_Schriftliche Aufgabe_
Schreiben Sie die folgenden Zeilen unverändert ab, und zwar von der Zeile mit „What elements are“ bis zur Zeile mit „column-header-updated: 更新时间 <box>699“, beide einschließlich.

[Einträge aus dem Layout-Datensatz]
*-*-*

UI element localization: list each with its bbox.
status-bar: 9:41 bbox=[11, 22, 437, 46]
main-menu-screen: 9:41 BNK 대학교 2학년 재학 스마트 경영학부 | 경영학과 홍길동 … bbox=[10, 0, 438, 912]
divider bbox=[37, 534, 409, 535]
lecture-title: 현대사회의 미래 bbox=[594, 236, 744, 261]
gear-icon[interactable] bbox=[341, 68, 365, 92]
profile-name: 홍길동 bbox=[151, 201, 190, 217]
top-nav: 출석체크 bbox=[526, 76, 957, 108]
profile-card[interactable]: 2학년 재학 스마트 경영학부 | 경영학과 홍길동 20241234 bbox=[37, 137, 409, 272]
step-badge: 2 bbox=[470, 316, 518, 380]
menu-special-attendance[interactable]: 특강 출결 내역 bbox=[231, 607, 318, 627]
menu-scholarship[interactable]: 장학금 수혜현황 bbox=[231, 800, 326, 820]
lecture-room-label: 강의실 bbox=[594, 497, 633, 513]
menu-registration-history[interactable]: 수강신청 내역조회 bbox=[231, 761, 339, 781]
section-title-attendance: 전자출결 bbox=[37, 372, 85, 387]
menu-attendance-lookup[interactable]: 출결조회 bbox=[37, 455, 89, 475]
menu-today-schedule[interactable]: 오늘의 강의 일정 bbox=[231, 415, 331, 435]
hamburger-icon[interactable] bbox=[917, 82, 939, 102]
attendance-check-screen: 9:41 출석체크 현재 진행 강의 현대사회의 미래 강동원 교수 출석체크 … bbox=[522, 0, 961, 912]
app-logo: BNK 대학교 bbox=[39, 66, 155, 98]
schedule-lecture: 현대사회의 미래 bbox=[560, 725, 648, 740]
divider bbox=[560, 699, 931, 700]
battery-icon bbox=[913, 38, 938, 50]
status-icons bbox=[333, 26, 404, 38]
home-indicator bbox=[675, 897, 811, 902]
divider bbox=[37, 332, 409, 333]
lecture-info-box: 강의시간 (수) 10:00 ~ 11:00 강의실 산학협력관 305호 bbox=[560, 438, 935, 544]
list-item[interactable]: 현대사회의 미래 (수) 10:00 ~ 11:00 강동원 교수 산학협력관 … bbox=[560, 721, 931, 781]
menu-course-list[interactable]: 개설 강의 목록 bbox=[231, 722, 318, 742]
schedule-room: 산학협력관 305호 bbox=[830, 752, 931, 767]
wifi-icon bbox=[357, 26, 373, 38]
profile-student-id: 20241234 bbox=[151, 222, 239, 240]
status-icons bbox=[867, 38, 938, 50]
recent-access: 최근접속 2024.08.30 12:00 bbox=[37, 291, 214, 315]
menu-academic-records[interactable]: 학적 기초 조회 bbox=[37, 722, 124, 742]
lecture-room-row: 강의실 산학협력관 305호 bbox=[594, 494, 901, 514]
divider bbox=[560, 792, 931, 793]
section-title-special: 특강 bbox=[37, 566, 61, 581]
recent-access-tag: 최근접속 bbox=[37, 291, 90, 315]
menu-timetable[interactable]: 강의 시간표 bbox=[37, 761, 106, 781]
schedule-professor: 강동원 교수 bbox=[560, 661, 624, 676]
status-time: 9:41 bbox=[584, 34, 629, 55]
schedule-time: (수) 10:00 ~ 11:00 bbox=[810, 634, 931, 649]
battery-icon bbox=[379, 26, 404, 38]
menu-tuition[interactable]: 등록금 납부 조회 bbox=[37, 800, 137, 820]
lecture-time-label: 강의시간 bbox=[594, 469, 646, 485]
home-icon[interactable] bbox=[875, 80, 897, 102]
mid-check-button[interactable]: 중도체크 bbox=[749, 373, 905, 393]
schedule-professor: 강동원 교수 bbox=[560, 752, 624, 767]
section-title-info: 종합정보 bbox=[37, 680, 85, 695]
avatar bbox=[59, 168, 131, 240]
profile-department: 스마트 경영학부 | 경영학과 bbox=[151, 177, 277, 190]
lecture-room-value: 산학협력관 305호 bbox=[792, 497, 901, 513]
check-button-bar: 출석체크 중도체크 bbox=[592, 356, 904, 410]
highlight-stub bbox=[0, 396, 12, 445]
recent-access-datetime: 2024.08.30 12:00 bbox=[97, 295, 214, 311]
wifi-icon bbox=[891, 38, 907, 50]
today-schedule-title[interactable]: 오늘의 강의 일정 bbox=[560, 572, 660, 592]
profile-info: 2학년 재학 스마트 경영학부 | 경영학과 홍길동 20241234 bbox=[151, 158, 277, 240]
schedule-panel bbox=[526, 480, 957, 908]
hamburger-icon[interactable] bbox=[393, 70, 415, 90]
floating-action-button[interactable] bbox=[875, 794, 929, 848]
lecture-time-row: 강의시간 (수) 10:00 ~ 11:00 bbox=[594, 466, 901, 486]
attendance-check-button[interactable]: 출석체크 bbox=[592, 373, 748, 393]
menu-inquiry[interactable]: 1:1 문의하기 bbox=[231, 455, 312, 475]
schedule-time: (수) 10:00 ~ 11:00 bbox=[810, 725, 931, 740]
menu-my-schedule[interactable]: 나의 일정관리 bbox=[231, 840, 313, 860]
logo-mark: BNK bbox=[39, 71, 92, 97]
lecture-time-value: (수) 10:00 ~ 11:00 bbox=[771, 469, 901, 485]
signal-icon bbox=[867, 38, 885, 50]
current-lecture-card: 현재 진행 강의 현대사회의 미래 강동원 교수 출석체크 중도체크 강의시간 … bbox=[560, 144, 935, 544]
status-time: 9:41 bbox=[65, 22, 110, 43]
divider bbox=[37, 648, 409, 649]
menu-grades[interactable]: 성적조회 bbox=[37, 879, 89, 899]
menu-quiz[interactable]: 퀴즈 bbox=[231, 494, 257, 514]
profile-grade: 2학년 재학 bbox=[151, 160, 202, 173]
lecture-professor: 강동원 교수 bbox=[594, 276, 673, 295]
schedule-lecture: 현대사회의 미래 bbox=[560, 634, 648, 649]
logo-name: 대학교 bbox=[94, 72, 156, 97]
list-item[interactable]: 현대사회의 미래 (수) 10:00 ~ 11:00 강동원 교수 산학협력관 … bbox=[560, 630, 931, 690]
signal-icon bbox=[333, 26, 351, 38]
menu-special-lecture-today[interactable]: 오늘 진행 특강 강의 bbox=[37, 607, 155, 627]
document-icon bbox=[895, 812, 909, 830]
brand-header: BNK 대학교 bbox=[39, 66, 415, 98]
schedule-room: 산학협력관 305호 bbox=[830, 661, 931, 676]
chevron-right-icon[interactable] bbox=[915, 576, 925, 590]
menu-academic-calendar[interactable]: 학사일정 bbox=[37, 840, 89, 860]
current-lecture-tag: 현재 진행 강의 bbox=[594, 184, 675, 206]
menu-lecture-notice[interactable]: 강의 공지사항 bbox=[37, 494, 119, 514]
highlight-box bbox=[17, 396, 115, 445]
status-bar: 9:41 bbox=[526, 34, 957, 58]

*-*-*

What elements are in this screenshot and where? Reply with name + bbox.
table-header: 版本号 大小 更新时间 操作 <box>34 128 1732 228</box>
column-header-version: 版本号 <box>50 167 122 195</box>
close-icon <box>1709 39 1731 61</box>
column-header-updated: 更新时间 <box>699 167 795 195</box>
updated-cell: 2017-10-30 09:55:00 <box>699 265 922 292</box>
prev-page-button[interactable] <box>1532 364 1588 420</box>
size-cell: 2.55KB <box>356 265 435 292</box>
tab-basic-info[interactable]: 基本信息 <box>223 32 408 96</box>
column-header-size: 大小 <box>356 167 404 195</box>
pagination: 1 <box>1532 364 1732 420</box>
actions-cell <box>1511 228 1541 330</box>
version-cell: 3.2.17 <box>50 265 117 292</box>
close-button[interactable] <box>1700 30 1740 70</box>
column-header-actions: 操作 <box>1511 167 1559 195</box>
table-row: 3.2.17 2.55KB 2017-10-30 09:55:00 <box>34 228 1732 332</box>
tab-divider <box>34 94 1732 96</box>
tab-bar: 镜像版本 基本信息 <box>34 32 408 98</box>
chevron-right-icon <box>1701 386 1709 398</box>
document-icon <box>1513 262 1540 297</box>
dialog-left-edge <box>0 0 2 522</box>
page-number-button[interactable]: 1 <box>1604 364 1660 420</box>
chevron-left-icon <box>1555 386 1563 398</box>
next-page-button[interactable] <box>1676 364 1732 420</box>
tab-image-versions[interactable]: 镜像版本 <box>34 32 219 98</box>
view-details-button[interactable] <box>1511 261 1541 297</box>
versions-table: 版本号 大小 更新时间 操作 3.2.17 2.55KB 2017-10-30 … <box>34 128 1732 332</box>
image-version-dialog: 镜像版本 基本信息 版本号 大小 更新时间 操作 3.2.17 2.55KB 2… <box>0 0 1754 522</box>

*-*-*

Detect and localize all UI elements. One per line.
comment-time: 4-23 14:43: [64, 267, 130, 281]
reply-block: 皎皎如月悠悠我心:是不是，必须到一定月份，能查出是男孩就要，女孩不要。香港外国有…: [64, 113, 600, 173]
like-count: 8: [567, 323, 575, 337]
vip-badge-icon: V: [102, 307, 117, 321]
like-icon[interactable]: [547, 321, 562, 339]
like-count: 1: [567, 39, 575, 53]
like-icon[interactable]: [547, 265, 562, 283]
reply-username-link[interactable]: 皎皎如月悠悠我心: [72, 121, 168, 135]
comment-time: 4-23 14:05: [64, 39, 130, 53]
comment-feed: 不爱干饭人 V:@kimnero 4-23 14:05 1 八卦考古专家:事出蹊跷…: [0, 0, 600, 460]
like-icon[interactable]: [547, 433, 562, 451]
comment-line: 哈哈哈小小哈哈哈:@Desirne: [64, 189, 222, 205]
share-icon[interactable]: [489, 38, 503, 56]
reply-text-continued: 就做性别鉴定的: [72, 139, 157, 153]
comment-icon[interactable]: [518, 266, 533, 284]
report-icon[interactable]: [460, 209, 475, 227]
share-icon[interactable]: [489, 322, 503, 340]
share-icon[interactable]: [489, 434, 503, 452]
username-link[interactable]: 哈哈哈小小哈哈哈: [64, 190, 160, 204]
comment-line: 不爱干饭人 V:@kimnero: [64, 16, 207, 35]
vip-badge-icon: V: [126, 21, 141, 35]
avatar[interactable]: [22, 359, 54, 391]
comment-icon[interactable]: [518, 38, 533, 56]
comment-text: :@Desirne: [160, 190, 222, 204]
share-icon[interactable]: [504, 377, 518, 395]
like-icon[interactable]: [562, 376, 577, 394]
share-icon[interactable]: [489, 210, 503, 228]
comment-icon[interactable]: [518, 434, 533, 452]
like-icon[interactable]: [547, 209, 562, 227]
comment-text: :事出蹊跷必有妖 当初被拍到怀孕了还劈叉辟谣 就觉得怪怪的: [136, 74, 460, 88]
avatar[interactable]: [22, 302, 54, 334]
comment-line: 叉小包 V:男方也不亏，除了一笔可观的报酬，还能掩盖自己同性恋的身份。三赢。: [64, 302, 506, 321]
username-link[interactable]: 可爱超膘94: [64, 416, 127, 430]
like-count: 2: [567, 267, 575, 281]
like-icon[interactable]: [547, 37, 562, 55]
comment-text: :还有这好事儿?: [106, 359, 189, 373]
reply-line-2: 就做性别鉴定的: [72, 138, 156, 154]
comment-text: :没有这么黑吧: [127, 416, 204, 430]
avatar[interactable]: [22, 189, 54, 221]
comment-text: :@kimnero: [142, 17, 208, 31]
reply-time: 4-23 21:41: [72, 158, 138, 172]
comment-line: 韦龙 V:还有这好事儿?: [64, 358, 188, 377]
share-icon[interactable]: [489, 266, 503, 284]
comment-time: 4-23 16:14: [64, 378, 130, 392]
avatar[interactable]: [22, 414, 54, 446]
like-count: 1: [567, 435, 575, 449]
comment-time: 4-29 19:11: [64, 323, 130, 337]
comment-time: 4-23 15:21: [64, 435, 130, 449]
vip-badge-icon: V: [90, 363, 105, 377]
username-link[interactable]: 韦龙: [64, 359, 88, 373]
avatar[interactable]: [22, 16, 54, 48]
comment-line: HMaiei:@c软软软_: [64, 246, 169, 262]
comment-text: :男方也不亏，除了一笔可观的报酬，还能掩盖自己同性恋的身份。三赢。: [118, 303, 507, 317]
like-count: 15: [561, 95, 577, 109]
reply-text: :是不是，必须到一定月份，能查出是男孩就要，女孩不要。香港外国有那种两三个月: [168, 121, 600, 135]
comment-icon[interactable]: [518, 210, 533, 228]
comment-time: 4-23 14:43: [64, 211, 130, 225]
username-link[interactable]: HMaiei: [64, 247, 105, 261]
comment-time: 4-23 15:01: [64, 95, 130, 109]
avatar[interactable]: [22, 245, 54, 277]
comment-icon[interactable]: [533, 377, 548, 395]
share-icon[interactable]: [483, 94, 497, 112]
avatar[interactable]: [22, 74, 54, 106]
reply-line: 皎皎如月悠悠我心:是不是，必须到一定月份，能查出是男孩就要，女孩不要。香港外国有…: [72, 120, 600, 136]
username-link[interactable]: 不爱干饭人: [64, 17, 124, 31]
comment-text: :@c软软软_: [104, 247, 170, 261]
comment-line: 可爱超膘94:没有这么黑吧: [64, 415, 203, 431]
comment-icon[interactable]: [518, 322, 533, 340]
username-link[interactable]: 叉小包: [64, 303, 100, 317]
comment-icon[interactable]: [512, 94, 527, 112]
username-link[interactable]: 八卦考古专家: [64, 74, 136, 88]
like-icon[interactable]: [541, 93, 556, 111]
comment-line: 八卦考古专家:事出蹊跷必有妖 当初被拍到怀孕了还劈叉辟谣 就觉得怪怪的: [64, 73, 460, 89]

*-*-*

_Antwort zur Aufgabe_
What elements are in this screenshot and where? Reply with name + bbox.
table-header: 版本号 大小 更新时间 操作 <box>34 128 1732 228</box>
column-header-version: 版本号 <box>50 167 122 195</box>
close-icon <box>1709 39 1731 61</box>
column-header-updated: 更新时间 <box>699 167 795 195</box>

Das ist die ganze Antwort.